● DATA LINES:
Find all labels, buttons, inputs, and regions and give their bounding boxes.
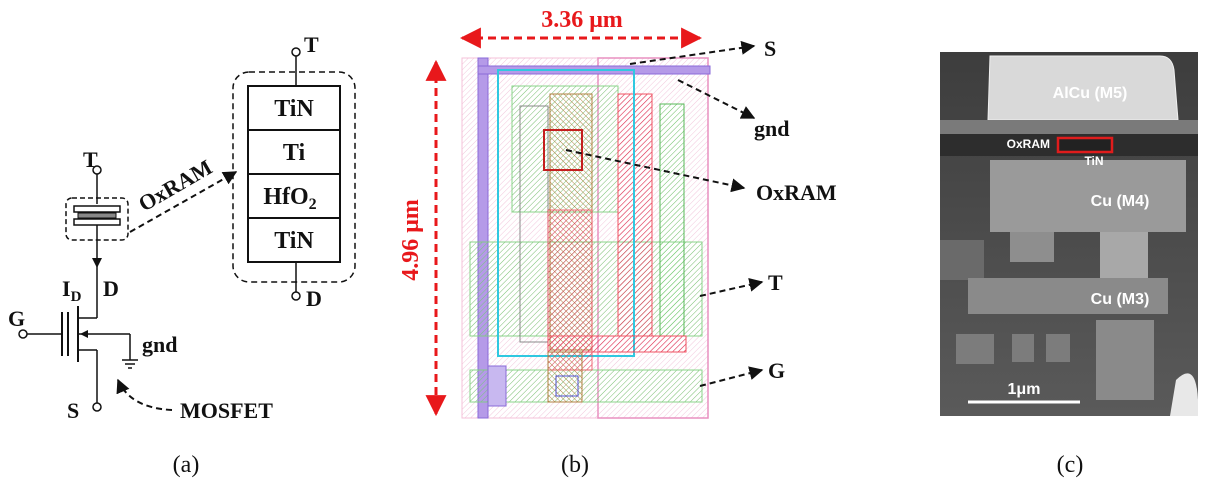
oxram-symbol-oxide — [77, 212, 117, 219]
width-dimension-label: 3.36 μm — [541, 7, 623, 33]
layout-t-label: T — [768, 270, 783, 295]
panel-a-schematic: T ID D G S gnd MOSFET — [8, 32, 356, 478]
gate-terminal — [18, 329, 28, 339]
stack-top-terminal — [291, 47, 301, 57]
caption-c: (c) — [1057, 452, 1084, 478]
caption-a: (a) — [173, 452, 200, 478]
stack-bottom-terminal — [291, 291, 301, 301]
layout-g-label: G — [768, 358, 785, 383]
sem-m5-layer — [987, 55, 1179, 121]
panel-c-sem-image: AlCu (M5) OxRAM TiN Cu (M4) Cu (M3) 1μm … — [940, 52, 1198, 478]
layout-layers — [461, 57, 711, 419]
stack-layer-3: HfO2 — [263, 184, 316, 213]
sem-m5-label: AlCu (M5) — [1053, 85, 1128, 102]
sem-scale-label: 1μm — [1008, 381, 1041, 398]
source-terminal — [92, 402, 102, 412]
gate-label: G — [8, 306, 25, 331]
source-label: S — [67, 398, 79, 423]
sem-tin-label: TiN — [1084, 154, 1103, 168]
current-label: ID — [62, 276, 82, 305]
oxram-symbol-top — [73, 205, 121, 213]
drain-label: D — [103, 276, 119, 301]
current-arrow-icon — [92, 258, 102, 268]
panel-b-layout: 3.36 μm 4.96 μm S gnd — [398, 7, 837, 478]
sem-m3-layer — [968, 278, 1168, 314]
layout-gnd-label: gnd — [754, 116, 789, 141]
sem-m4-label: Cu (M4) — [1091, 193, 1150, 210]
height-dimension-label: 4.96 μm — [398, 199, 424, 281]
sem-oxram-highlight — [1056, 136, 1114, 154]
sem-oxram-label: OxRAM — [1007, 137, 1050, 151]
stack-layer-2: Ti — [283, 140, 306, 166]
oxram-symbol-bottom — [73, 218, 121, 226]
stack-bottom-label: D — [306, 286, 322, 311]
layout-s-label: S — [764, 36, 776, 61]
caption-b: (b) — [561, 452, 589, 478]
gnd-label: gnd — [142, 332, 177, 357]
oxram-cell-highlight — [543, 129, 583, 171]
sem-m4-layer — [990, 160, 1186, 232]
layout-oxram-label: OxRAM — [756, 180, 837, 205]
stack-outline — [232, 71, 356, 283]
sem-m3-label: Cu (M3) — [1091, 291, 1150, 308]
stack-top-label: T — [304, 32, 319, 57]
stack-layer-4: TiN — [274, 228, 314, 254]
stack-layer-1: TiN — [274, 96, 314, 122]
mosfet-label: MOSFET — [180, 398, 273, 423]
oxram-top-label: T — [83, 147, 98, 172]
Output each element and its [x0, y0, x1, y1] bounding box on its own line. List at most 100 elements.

* * *

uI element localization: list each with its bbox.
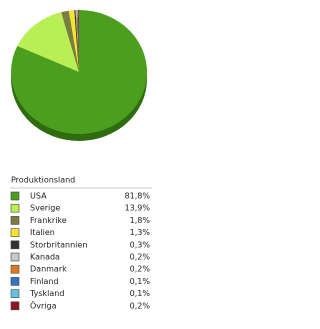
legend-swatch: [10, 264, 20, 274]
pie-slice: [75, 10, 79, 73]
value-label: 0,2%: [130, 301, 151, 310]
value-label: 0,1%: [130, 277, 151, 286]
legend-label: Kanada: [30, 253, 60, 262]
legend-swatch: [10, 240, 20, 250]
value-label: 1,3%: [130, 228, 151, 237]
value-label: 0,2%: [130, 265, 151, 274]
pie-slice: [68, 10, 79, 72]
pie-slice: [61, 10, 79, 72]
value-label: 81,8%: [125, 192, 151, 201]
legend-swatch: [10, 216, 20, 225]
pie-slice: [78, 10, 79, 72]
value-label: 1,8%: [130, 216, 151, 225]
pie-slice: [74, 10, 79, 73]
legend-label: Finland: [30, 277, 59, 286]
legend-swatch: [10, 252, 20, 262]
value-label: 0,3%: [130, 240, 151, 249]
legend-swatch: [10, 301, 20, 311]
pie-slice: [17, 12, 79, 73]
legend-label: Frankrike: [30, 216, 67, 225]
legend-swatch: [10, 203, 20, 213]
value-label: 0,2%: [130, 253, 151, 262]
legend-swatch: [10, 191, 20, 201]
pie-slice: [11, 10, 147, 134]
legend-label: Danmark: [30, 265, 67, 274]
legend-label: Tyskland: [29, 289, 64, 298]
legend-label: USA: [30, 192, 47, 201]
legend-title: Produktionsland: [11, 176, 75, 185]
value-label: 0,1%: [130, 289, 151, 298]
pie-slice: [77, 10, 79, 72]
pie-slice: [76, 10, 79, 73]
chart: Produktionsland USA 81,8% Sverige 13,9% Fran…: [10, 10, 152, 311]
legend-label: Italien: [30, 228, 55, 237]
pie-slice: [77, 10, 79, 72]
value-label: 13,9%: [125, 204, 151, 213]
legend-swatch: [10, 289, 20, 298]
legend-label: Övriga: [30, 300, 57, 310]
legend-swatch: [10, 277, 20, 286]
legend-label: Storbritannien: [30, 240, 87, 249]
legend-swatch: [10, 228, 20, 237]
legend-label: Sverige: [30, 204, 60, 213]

● SHORT PROBLEM:
Can you reproduce every line of the data from the one containing "legend-swatch: [10, 264, 20, 274]" down to the one containing "legend-swatch: [10, 277, 20, 286]", both ends included, without changing a character?

● WRITTEN ANSWER:
legend-swatch: [10, 264, 20, 274]
pie-slice: [75, 10, 79, 73]
value-label: 0,2%: [130, 301, 151, 310]
value-label: 0,1%: [130, 277, 151, 286]
legend-label: Kanada: [30, 253, 60, 262]
legend-swatch: [10, 240, 20, 250]
value-label: 1,3%: [130, 228, 151, 237]
value-label: 0,2%: [130, 265, 151, 274]
pie-slice: [68, 10, 79, 72]
pie-slice: [61, 10, 79, 72]
value-label: 81,8%: [125, 192, 151, 201]
legend-swatch: [10, 216, 20, 225]
pie-slice: [78, 10, 79, 72]
value-label: 1,8%: [130, 216, 151, 225]
pie-slice: [74, 10, 79, 73]
legend-label: Finland: [30, 277, 59, 286]
legend-swatch: [10, 252, 20, 262]
value-label: 0,3%: [130, 240, 151, 249]
legend-swatch: [10, 301, 20, 311]
pie-slice: [17, 12, 79, 73]
legend-label: Frankrike: [30, 216, 67, 225]
legend-swatch: [10, 203, 20, 213]
value-label: 0,2%: [130, 253, 151, 262]
legend-swatch: [10, 191, 20, 201]
pie-slice: [11, 10, 147, 134]
legend-label: Danmark: [30, 265, 67, 274]
legend-label: Tyskland: [29, 289, 64, 298]
legend-label: USA: [30, 192, 47, 201]
legend-title: Produktionsland: [11, 176, 75, 185]
value-label: 0,1%: [130, 289, 151, 298]
pie-slice: [77, 10, 79, 72]
pie-slice: [76, 10, 79, 73]
chart: Produktionsland USA 81,8% Sverige 13,9% Fran…: [10, 10, 152, 311]
legend-label: Italien: [30, 228, 55, 237]
pie-slice: [77, 10, 79, 72]
value-label: 13,9%: [125, 204, 151, 213]
legend-swatch: [10, 289, 20, 298]
legend-label: Övriga: [30, 300, 57, 310]
legend-swatch: [10, 277, 20, 286]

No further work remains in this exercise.